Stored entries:
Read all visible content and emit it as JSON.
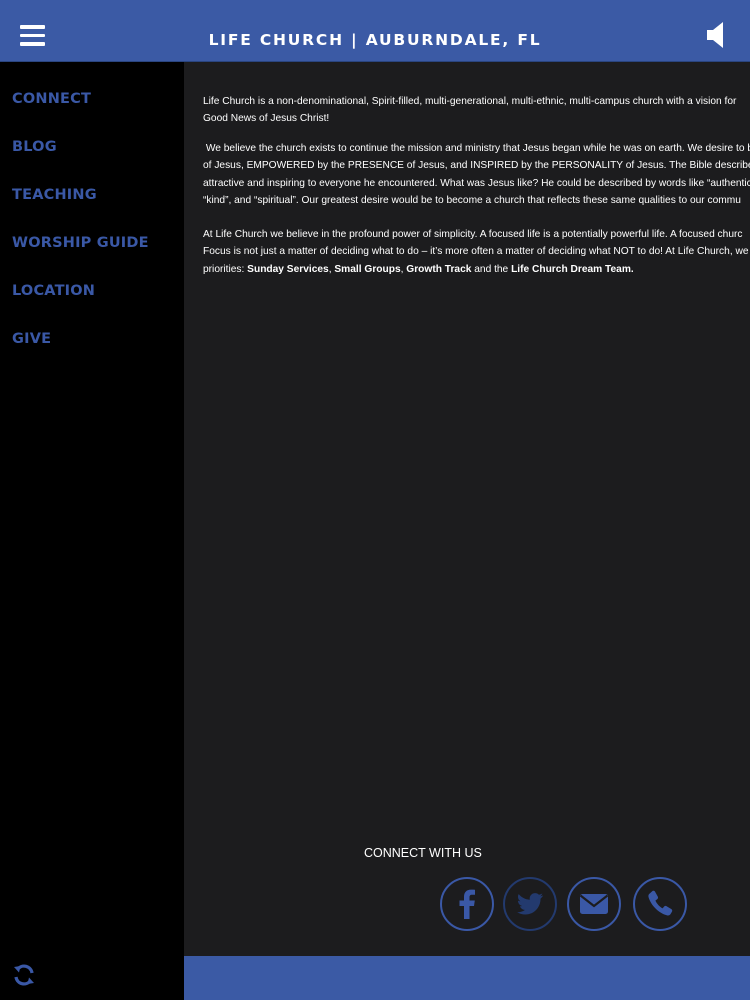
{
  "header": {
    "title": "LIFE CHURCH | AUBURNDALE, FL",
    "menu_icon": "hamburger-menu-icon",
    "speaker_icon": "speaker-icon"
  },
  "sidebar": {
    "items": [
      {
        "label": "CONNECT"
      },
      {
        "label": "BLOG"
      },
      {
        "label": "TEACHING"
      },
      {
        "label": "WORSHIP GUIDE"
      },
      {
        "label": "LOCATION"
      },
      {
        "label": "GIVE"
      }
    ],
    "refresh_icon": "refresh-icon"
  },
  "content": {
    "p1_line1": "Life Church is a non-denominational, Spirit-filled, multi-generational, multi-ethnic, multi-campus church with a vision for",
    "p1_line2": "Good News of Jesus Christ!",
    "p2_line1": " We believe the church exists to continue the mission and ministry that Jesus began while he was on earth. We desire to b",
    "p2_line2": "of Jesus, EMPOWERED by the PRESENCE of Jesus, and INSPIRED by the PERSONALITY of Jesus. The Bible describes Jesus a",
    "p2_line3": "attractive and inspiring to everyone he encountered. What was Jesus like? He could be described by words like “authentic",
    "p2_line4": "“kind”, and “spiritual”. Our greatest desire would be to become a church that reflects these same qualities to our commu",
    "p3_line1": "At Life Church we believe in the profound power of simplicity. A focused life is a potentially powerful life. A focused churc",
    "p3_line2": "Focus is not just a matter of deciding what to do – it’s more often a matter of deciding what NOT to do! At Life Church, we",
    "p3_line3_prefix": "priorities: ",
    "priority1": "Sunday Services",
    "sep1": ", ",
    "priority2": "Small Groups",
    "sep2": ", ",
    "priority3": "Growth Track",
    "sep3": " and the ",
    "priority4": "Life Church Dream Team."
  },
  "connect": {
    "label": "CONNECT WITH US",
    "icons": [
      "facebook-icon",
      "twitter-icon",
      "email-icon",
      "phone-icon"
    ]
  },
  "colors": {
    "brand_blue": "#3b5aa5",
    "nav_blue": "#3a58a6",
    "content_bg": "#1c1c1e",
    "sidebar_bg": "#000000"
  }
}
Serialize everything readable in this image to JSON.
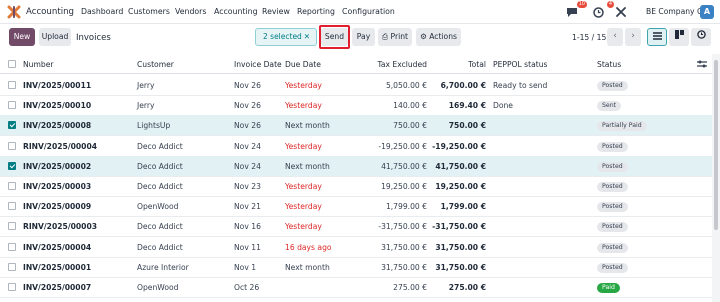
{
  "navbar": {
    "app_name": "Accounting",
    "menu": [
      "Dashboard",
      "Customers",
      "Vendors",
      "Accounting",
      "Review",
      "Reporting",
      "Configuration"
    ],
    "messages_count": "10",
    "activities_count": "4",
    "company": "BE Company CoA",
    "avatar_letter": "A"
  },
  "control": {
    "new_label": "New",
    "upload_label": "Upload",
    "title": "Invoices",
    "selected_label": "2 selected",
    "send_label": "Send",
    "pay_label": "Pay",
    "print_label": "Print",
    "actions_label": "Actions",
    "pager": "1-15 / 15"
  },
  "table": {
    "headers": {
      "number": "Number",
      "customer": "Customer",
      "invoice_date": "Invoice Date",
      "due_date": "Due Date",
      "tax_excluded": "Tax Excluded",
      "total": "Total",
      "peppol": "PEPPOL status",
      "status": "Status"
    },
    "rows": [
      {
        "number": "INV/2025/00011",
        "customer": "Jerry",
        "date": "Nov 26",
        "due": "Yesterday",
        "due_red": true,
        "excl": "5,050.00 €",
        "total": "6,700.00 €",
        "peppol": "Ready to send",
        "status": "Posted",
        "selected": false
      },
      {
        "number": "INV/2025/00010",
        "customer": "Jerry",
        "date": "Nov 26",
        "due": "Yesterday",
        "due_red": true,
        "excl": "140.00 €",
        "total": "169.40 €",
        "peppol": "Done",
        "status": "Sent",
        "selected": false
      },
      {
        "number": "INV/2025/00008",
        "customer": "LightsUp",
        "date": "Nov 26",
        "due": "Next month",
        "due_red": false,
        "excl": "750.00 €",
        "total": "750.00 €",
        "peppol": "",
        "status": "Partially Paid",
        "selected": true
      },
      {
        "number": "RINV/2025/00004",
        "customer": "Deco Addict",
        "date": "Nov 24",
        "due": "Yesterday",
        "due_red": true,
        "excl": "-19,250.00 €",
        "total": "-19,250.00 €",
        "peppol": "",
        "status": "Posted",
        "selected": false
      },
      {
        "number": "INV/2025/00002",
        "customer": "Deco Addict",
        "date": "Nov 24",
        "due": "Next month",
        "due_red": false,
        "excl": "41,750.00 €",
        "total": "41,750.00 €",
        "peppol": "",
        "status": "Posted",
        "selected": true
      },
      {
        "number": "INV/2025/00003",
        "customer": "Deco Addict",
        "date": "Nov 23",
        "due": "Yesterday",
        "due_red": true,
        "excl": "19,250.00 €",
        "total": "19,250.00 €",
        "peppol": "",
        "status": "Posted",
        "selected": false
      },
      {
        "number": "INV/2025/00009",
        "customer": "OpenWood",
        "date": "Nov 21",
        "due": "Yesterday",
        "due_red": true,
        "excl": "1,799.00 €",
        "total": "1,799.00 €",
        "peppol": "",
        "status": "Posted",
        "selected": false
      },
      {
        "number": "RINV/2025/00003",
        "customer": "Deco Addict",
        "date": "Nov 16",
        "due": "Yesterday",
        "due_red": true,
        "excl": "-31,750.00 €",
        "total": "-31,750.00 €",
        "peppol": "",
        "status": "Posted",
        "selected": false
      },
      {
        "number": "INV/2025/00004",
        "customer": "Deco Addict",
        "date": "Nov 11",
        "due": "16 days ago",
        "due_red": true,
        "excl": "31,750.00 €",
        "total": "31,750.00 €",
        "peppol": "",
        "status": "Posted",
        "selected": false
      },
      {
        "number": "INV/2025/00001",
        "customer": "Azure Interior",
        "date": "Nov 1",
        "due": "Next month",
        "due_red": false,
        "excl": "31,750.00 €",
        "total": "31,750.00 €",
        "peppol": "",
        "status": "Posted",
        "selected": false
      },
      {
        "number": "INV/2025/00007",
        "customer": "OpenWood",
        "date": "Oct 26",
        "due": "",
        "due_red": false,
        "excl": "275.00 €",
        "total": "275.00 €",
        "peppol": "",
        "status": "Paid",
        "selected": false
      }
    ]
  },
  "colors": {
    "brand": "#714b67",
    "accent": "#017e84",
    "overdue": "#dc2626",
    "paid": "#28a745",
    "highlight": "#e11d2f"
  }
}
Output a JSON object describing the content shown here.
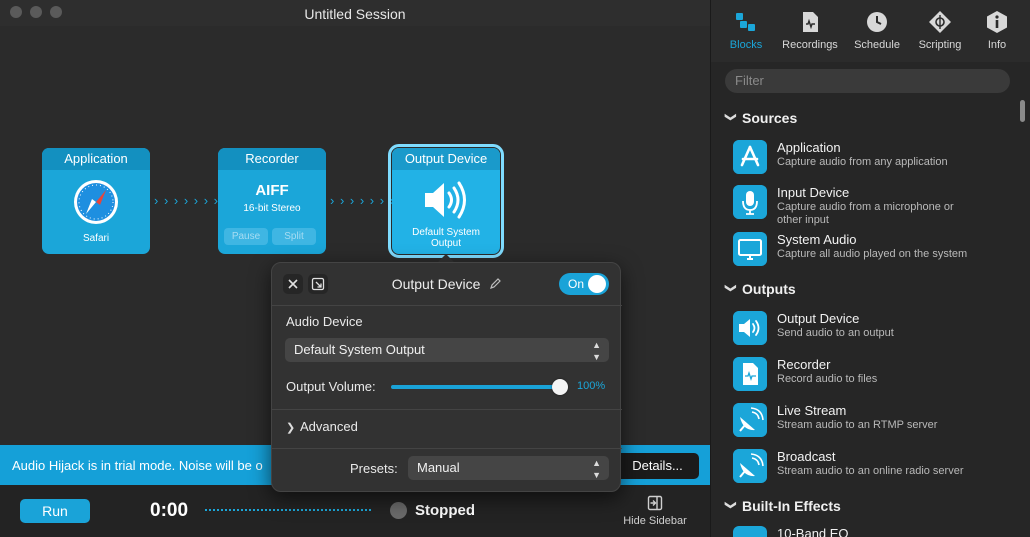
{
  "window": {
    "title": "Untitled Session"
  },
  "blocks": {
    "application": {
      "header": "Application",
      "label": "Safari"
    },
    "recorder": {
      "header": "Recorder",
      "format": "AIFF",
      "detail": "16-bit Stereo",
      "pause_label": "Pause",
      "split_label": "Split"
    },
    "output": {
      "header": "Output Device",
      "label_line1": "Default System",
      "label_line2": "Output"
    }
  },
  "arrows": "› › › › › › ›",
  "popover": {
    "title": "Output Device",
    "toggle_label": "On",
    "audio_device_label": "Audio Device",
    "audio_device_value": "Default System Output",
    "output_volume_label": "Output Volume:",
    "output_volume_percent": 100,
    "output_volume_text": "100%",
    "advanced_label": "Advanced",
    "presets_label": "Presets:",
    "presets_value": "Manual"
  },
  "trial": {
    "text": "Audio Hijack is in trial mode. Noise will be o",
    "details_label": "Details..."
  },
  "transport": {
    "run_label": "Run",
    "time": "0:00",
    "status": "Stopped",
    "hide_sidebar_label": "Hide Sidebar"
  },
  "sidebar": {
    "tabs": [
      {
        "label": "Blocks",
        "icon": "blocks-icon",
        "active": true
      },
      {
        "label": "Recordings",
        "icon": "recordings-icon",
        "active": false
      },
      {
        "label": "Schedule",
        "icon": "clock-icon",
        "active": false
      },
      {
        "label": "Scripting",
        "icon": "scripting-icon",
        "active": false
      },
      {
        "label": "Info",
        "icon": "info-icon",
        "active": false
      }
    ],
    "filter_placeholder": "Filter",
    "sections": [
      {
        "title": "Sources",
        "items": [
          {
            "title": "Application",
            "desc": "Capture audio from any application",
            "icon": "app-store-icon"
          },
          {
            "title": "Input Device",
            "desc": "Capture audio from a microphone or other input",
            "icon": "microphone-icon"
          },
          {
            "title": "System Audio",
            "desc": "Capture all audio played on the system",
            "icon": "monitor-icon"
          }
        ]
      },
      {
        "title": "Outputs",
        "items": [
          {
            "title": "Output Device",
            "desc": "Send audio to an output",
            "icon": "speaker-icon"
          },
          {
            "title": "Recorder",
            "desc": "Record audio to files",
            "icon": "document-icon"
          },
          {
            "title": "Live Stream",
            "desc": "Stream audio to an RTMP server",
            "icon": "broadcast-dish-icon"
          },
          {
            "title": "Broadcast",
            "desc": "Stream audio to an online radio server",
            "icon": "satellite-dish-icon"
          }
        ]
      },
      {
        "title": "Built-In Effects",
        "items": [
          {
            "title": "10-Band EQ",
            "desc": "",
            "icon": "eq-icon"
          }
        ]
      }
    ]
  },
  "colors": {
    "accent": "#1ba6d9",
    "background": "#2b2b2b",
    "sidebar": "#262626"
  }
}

▸ **TASK DETAILS**: Find the lines of the material that hold the word "microphone" and report their count alone.

▸ **EXPECTED OUTPUT**: 2